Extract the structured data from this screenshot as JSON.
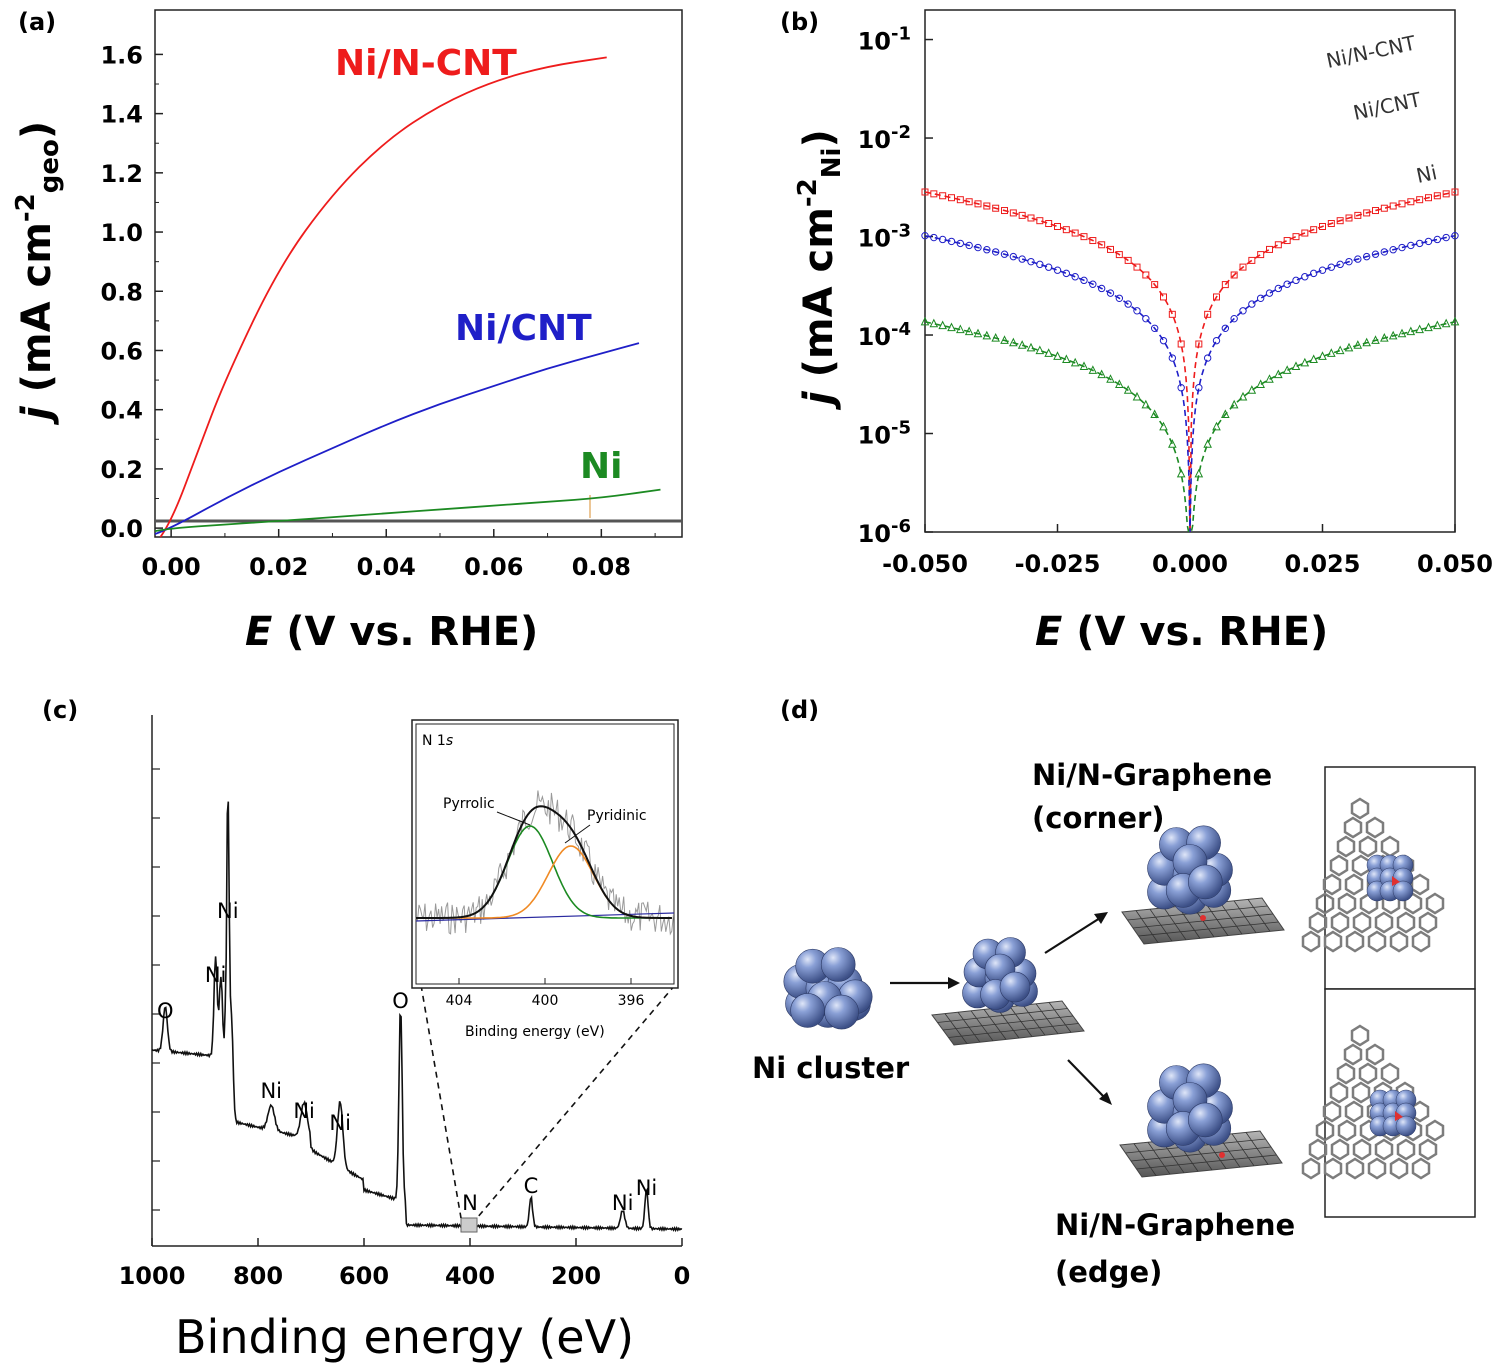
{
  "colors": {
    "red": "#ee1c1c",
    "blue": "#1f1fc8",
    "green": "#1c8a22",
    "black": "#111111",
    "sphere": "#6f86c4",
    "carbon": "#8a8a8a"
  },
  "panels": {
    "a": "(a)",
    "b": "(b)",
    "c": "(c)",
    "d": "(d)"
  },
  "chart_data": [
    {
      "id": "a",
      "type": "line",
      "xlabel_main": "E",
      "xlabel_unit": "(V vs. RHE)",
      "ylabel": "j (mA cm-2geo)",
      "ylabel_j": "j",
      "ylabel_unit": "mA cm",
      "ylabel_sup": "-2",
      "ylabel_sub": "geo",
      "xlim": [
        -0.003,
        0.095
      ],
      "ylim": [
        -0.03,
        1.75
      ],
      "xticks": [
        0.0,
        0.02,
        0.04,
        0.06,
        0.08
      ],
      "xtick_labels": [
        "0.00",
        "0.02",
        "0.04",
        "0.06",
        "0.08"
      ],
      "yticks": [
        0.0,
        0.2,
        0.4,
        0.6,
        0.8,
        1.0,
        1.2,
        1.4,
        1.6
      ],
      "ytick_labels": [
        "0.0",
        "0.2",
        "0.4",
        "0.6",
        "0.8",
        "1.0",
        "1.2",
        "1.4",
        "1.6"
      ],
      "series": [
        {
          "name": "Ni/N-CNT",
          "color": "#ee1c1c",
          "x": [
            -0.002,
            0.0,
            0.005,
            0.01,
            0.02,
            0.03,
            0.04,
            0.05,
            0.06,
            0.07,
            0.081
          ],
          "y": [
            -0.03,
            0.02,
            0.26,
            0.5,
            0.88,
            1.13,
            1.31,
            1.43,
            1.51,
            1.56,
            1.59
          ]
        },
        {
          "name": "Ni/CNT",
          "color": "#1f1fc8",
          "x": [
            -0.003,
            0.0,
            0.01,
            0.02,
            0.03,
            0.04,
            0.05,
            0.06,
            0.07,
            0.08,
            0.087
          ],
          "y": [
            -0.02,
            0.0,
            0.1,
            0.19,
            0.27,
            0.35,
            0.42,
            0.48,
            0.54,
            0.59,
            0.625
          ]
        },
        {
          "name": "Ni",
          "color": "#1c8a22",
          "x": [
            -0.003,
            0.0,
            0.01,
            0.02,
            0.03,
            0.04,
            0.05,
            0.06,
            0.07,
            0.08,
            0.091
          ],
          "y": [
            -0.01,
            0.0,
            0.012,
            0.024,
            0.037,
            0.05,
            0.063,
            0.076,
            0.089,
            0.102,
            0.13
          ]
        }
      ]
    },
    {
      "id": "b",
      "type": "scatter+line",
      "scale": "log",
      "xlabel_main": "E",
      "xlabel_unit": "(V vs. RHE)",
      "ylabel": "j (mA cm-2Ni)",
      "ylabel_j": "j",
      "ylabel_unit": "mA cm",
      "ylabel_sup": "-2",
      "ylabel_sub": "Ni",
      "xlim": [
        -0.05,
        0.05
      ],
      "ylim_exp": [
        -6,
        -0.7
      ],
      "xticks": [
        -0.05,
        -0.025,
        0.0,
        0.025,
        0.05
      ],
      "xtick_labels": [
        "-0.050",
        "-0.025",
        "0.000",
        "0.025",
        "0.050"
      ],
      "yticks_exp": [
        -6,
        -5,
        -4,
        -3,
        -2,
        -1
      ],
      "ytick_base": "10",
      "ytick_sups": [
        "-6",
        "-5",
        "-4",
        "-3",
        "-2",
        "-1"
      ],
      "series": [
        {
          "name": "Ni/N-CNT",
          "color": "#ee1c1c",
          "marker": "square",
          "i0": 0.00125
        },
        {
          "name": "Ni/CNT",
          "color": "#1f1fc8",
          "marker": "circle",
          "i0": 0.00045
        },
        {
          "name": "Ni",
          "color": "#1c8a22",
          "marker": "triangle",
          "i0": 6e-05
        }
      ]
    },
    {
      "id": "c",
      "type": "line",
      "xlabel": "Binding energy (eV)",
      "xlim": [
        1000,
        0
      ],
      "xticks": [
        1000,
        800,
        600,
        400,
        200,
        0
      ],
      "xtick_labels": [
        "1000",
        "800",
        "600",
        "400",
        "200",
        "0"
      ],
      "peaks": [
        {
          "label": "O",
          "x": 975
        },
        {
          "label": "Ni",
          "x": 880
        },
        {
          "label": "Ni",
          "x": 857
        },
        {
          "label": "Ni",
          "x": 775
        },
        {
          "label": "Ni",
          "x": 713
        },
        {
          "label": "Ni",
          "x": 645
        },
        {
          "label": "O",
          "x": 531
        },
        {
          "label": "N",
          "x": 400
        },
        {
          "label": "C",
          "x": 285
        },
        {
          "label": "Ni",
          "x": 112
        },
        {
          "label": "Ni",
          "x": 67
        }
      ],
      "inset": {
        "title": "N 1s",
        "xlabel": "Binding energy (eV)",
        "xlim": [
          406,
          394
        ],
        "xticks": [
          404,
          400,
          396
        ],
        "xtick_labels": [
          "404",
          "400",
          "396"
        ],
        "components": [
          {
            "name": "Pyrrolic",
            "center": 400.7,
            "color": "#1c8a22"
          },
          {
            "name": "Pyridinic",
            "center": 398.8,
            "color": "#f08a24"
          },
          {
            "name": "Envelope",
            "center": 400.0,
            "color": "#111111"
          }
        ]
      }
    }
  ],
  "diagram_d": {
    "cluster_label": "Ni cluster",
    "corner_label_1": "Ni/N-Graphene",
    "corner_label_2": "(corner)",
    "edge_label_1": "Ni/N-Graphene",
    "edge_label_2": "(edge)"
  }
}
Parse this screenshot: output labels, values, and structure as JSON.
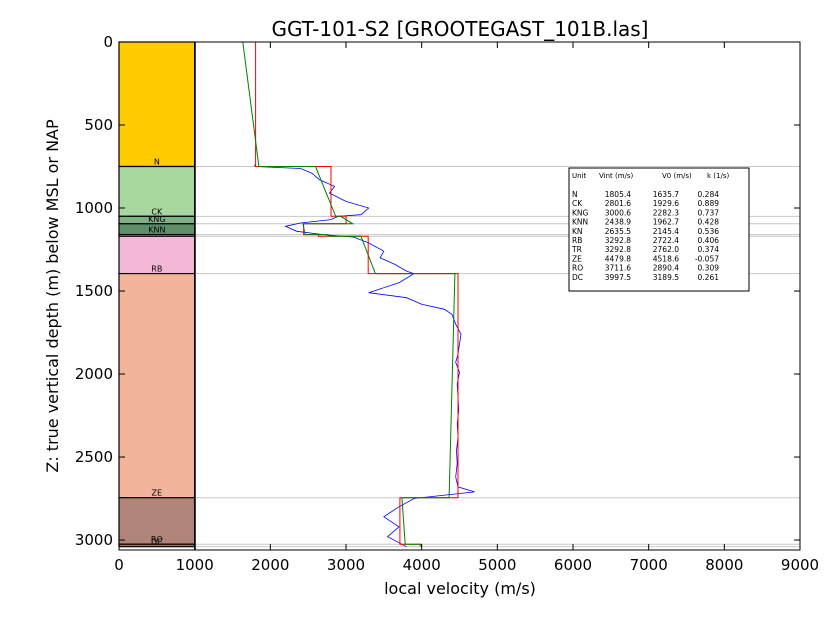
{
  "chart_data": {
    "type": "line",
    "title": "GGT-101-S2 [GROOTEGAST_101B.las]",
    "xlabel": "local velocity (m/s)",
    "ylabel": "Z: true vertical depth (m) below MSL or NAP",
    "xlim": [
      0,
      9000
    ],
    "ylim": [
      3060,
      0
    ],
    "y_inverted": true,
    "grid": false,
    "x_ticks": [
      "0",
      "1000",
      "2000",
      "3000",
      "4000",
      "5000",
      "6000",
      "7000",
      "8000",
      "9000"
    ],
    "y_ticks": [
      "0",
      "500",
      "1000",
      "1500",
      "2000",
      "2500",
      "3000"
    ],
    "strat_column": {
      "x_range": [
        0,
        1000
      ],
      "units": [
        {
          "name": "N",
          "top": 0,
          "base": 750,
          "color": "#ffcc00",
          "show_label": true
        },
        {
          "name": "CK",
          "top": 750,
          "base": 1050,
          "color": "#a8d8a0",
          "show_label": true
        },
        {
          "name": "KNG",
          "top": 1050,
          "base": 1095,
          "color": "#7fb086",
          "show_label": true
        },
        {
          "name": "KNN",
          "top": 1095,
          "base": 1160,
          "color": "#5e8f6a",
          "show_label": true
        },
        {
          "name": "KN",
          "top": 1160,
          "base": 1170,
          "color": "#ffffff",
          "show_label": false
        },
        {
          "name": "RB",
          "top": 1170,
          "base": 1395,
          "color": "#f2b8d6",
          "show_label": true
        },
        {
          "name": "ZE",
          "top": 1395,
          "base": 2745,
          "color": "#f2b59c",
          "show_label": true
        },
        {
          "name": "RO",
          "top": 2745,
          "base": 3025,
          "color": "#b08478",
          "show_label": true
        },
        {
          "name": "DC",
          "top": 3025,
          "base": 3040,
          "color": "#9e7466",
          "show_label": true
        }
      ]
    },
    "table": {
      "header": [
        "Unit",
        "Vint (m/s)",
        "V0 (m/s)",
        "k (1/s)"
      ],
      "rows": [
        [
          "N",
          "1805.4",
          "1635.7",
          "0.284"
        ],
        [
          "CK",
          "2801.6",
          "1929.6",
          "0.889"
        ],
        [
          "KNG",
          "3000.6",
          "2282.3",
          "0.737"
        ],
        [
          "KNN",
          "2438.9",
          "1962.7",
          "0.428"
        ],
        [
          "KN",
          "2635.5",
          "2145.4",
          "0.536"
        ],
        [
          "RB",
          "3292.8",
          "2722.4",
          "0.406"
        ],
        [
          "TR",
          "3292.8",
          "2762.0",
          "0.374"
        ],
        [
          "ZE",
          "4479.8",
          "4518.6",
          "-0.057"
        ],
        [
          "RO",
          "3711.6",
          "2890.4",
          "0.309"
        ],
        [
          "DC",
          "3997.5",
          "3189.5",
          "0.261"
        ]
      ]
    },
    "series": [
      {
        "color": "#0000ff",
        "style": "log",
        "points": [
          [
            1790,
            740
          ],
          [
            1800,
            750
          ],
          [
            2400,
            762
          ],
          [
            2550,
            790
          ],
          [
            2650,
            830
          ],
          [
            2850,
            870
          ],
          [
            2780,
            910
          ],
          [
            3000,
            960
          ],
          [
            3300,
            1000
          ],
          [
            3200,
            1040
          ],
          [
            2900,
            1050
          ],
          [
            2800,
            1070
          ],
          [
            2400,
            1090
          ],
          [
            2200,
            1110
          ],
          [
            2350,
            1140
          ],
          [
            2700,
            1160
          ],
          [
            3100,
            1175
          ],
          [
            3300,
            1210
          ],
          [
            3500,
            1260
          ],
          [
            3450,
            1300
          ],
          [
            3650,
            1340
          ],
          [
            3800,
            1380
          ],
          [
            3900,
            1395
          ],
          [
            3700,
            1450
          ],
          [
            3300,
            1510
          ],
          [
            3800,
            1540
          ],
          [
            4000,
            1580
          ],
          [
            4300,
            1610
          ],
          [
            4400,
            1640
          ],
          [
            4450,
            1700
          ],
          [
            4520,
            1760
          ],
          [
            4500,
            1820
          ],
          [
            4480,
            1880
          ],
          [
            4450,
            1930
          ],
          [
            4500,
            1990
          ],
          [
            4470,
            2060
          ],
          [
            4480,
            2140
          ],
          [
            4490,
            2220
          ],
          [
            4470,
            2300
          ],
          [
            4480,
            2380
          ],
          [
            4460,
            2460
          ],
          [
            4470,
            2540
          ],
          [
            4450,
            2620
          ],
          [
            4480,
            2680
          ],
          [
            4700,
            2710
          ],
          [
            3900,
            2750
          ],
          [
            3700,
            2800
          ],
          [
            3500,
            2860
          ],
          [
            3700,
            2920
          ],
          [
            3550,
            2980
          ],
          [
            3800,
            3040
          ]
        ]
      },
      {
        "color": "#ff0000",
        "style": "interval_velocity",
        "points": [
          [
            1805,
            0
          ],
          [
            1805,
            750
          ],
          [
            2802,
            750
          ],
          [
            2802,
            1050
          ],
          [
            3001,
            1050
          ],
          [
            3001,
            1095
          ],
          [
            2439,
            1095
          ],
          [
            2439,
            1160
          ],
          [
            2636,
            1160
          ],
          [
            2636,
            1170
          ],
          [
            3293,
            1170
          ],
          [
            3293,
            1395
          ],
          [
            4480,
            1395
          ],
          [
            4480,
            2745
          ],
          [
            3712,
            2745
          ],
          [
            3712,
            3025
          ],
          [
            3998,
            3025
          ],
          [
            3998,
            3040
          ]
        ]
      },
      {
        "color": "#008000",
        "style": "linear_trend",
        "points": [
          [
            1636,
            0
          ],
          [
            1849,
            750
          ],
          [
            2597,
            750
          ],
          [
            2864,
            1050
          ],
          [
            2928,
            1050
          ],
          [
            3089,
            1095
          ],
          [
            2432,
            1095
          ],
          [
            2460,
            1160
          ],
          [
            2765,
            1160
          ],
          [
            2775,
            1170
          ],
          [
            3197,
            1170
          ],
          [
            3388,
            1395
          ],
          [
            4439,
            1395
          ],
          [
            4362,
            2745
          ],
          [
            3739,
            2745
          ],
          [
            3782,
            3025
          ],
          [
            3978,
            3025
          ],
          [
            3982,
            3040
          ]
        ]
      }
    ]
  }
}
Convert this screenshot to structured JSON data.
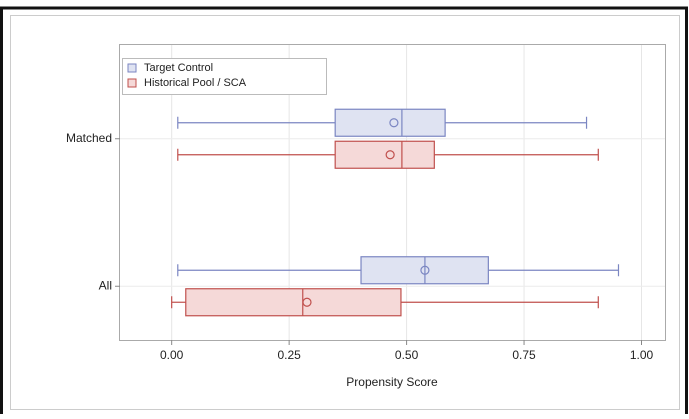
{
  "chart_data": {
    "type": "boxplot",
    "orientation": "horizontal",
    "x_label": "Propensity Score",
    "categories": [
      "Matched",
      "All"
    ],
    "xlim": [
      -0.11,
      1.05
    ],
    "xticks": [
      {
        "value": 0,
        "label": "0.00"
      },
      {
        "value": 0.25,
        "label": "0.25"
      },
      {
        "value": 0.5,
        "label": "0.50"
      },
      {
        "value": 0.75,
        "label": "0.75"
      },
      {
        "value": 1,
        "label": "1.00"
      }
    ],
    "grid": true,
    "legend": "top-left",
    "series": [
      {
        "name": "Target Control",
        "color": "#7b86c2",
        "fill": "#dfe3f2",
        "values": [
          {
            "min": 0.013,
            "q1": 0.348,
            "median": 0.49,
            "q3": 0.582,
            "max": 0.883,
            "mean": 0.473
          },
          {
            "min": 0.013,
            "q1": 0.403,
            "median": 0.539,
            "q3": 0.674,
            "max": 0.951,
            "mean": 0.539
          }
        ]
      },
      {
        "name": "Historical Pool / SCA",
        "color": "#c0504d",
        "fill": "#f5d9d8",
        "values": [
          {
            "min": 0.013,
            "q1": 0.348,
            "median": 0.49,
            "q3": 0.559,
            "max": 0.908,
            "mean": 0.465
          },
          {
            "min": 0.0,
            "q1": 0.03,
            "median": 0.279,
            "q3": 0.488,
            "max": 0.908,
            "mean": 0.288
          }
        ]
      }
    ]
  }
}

### STATED GOAL
Collect the lines of the records that include the string "marker".

### WRITTEN REPLY
          "marker": "square",
          "marker": "circle",
          "marker": "triangle",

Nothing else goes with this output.